_What the task requires_:
Count lines holding the string "this" in the data that follows. Reply with one number only.

_Record list_:
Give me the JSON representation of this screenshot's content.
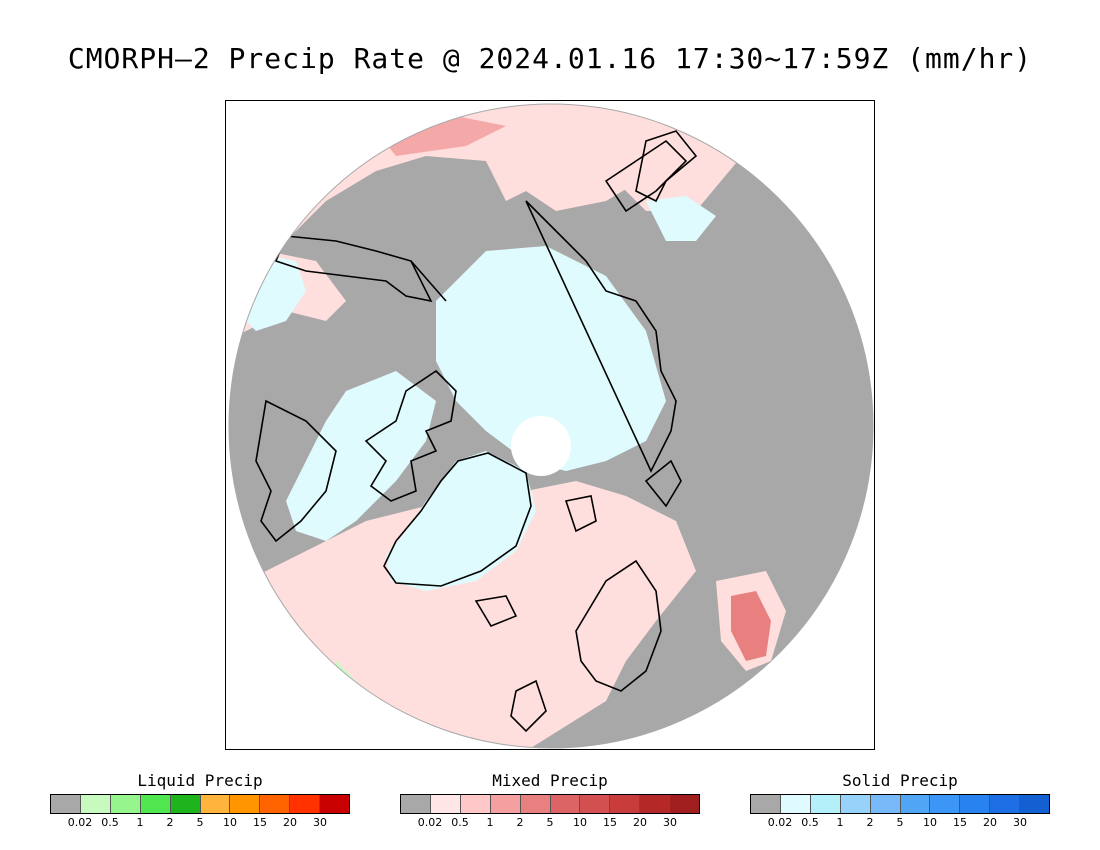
{
  "title": "CMORPH–2 Precip Rate @ 2024.01.16 17:30~17:59Z (mm/hr)",
  "map": {
    "projection": "north-polar-stereographic",
    "colors": {
      "no_precip": "#a8a8a8",
      "mixed_light": "#ffdede",
      "mixed_mid": "#f5a8a8",
      "mixed_strong": "#e88080",
      "solid_light": "#e0fbfd",
      "liquid_light": "#c8fac0",
      "coast": "#000000",
      "pole_gap": "#ffffff"
    }
  },
  "legends": [
    {
      "id": "liquid",
      "title": "Liquid Precip",
      "ticks": [
        "0.02",
        "0.5",
        "1",
        "2",
        "5",
        "10",
        "15",
        "20",
        "30"
      ],
      "colors": [
        "#a8a8a8",
        "#c8fac0",
        "#96f58c",
        "#50e650",
        "#1eb41e",
        "#ffb43c",
        "#ff9600",
        "#ff6400",
        "#ff3200",
        "#c80000"
      ]
    },
    {
      "id": "mixed",
      "title": "Mixed Precip",
      "ticks": [
        "0.02",
        "0.5",
        "1",
        "2",
        "5",
        "10",
        "15",
        "20",
        "30"
      ],
      "colors": [
        "#a8a8a8",
        "#ffe6e6",
        "#ffc8c8",
        "#f5a0a0",
        "#e88080",
        "#dc6464",
        "#d25050",
        "#c83c3c",
        "#b42828",
        "#a01e1e"
      ]
    },
    {
      "id": "solid",
      "title": "Solid Precip",
      "ticks": [
        "0.02",
        "0.5",
        "1",
        "2",
        "5",
        "10",
        "15",
        "20",
        "30"
      ],
      "colors": [
        "#a8a8a8",
        "#e0fbff",
        "#b4f0fa",
        "#96d2fa",
        "#78b9fa",
        "#50a5f5",
        "#3c96f5",
        "#2882f0",
        "#1e6ee6",
        "#1460d2"
      ]
    }
  ]
}
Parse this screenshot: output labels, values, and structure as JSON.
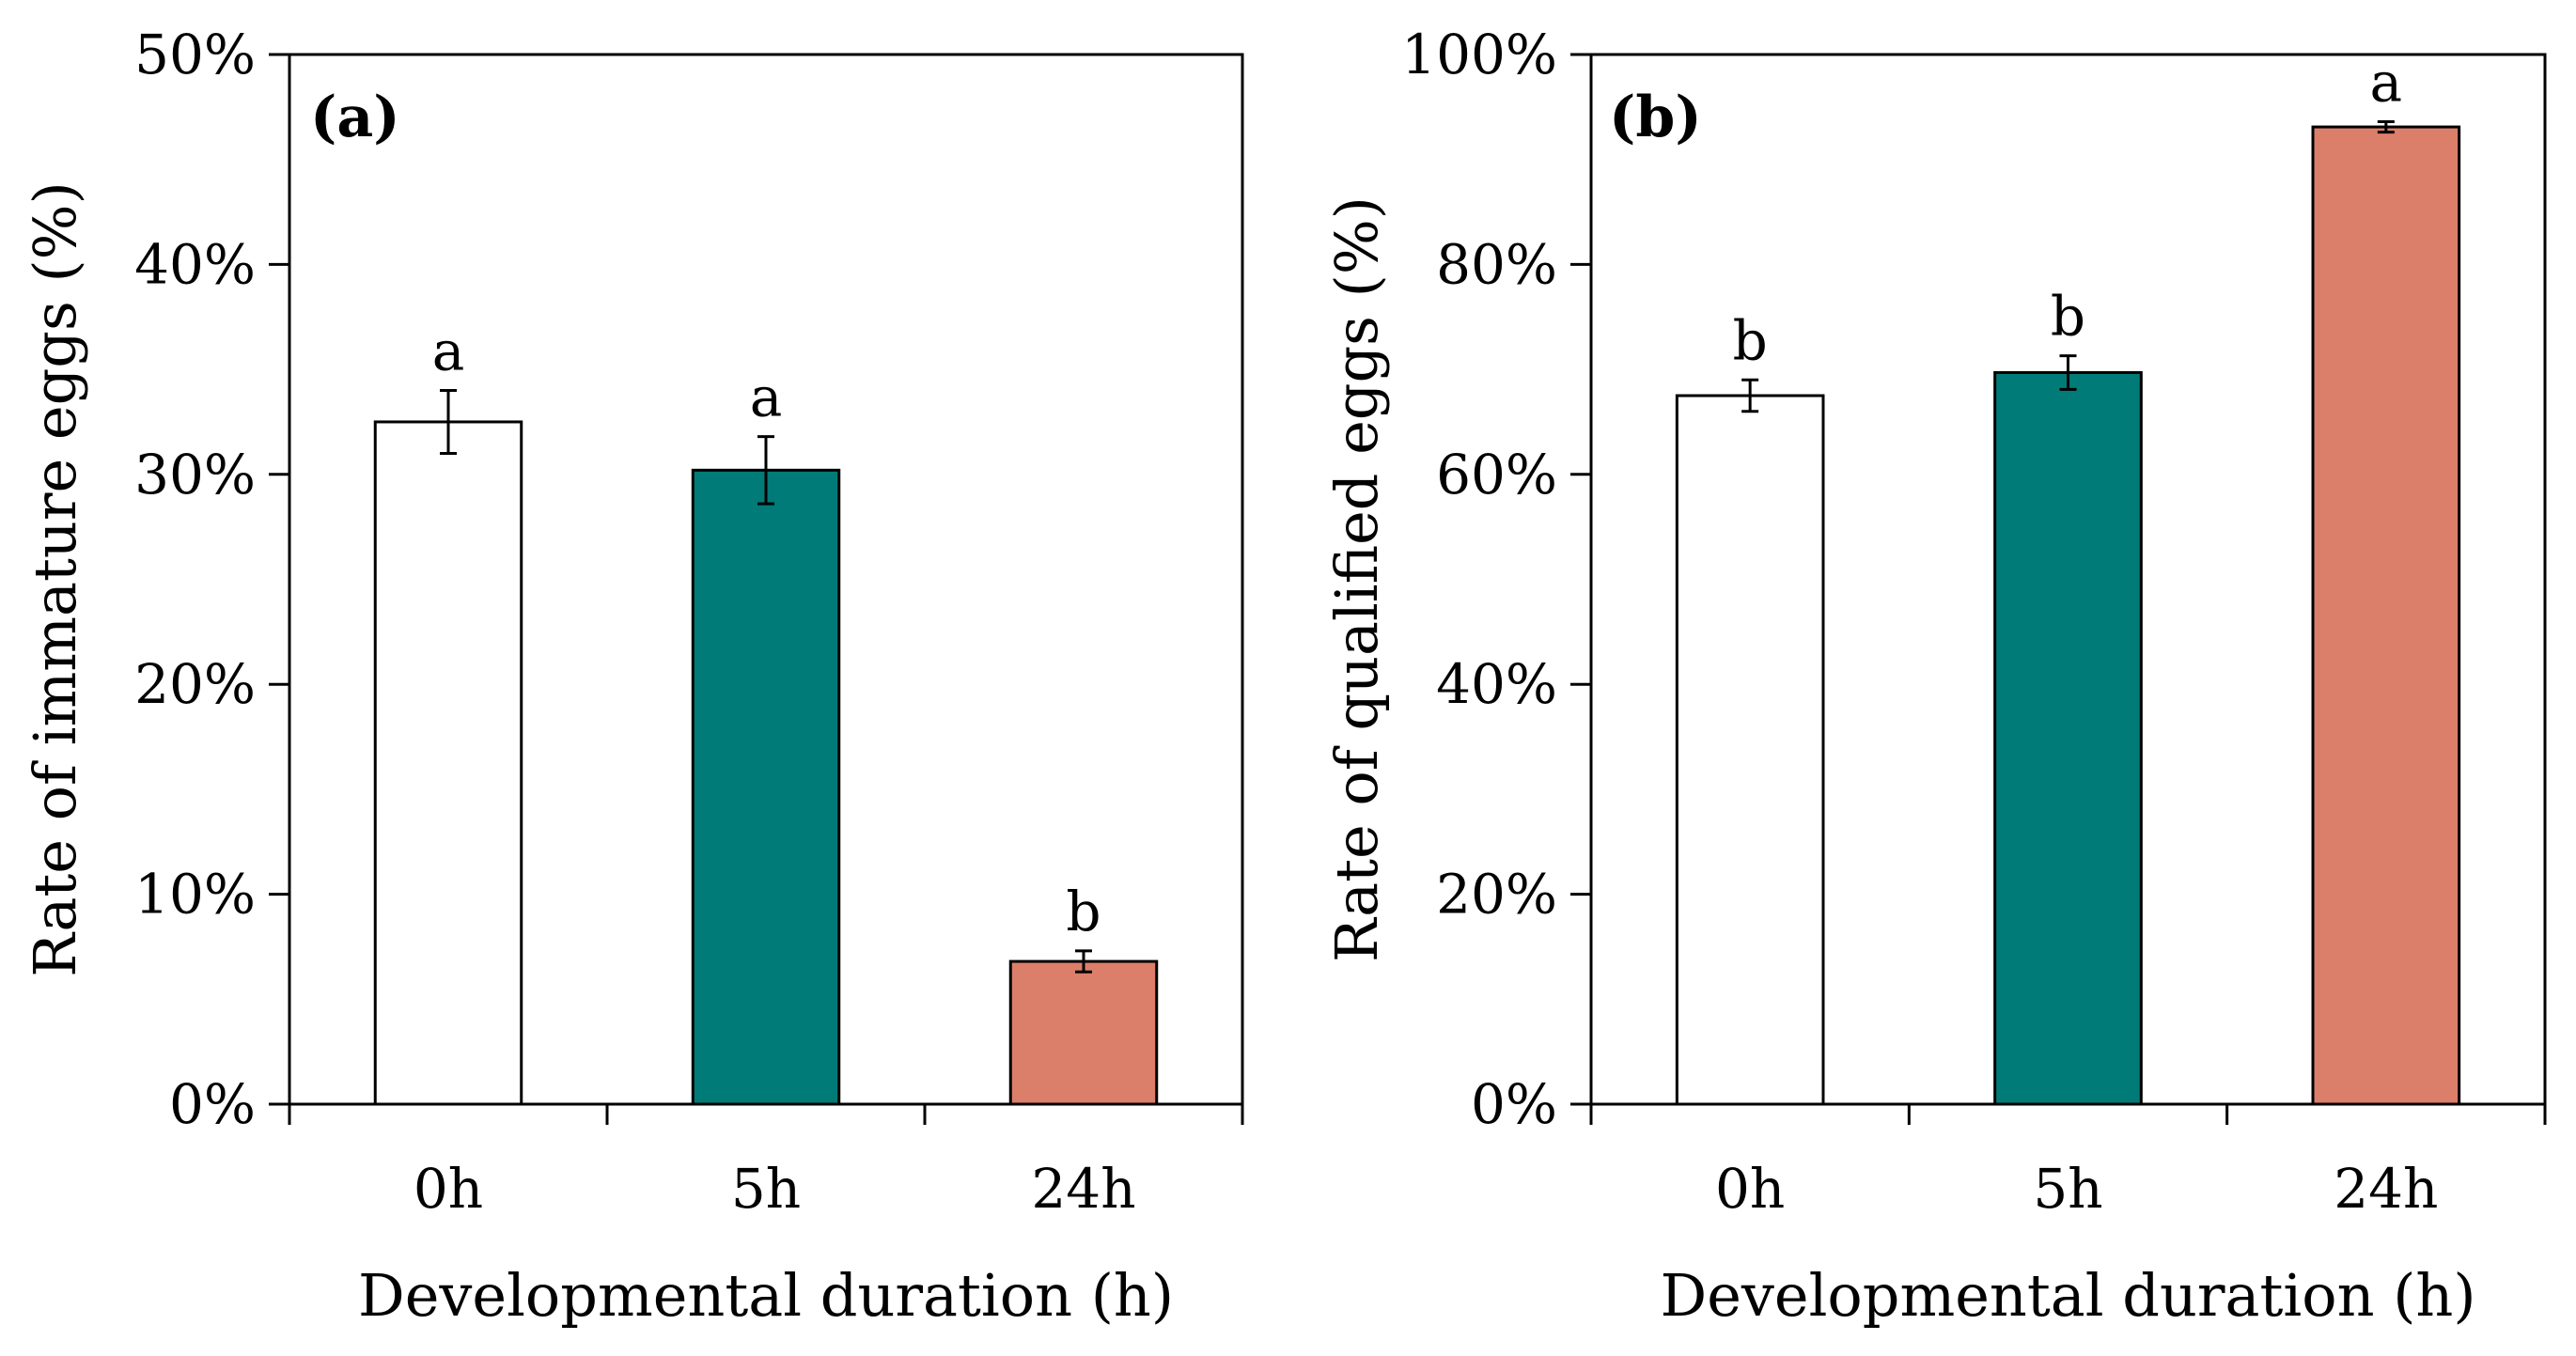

_Full response_:
2